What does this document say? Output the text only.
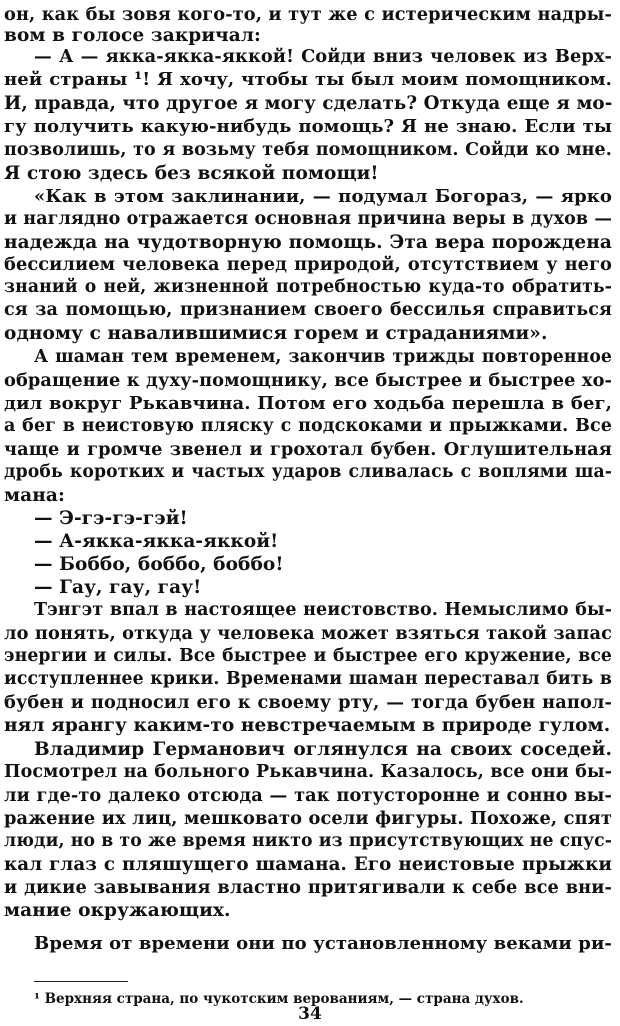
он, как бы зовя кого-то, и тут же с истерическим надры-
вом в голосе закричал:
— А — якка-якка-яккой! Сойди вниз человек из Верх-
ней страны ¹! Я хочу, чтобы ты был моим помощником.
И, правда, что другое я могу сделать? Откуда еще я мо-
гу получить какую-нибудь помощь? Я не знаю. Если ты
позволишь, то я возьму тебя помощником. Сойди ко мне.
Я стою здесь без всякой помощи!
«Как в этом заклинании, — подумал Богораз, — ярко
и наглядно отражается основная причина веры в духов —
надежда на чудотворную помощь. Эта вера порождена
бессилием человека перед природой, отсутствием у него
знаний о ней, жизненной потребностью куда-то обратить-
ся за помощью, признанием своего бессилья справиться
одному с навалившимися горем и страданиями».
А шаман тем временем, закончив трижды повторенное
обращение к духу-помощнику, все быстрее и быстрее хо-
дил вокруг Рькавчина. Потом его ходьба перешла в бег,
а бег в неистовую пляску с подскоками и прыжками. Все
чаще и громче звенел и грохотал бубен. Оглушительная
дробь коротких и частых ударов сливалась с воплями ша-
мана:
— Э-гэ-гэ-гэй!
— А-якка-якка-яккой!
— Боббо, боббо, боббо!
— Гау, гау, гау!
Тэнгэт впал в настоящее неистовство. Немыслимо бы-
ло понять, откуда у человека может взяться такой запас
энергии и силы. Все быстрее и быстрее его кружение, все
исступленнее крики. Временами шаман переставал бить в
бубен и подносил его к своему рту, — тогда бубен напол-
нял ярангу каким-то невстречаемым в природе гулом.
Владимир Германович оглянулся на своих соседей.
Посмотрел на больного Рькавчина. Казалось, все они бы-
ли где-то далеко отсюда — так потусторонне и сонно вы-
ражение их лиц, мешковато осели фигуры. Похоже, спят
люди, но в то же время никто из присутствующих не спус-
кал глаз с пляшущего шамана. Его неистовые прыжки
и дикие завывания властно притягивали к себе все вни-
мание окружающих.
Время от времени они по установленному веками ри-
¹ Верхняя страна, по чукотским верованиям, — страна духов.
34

********

[Task description] In the records above, collect each line with "духов".

[Answer to the exercise]
и наглядно отражается основная причина веры в духов —
¹ Верхняя страна, по чукотским верованиям, — страна духов.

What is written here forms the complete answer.